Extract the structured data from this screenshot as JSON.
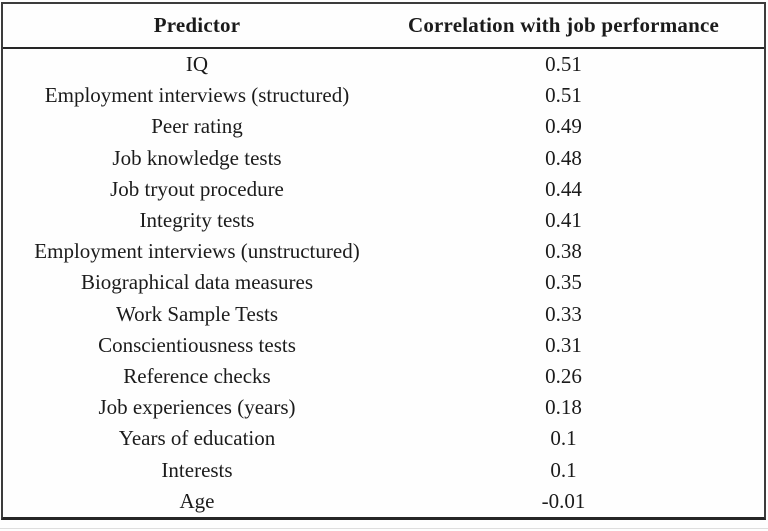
{
  "chart_data": {
    "type": "table",
    "columns": [
      "Predictor",
      "Correlation with job performance"
    ],
    "rows": [
      [
        "IQ",
        "0.51"
      ],
      [
        "Employment interviews (structured)",
        "0.51"
      ],
      [
        "Peer rating",
        "0.49"
      ],
      [
        "Job knowledge tests",
        "0.48"
      ],
      [
        "Job tryout procedure",
        "0.44"
      ],
      [
        "Integrity tests",
        "0.41"
      ],
      [
        "Employment interviews (unstructured)",
        "0.38"
      ],
      [
        "Biographical data measures",
        "0.35"
      ],
      [
        "Work Sample Tests",
        "0.33"
      ],
      [
        "Conscientiousness tests",
        "0.31"
      ],
      [
        "Reference checks",
        "0.26"
      ],
      [
        "Job experiences (years)",
        "0.18"
      ],
      [
        "Years of education",
        "0.1"
      ],
      [
        "Interests",
        "0.1"
      ],
      [
        "Age",
        "-0.01"
      ]
    ],
    "layout": {
      "grid": "outer border, header rule and bottom rule only; no row or column dividers",
      "header_style": "bold, centered",
      "cell_alignment": "centered"
    },
    "colors": {
      "text": "#1b1b1b",
      "border": "#2e2e2e",
      "background": "#fefefe"
    }
  }
}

+ + + + + + +

## Work to do
Set down the records in full and exactly. Do not carry over any image.

## The response
Extract the structured data from this screenshot as JSON.
{
  "chart_data": {
    "type": "table",
    "columns": [
      "Predictor",
      "Correlation with job performance"
    ],
    "rows": [
      [
        "IQ",
        "0.51"
      ],
      [
        "Employment interviews (structured)",
        "0.51"
      ],
      [
        "Peer rating",
        "0.49"
      ],
      [
        "Job knowledge tests",
        "0.48"
      ],
      [
        "Job tryout procedure",
        "0.44"
      ],
      [
        "Integrity tests",
        "0.41"
      ],
      [
        "Employment interviews (unstructured)",
        "0.38"
      ],
      [
        "Biographical data measures",
        "0.35"
      ],
      [
        "Work Sample Tests",
        "0.33"
      ],
      [
        "Conscientiousness tests",
        "0.31"
      ],
      [
        "Reference checks",
        "0.26"
      ],
      [
        "Job experiences (years)",
        "0.18"
      ],
      [
        "Years of education",
        "0.1"
      ],
      [
        "Interests",
        "0.1"
      ],
      [
        "Age",
        "-0.01"
      ]
    ],
    "layout": {
      "grid": "outer border, header rule and bottom rule only; no row or column dividers",
      "header_style": "bold, centered",
      "cell_alignment": "centered"
    },
    "colors": {
      "text": "#1b1b1b",
      "border": "#2e2e2e",
      "background": "#fefefe"
    }
  }
}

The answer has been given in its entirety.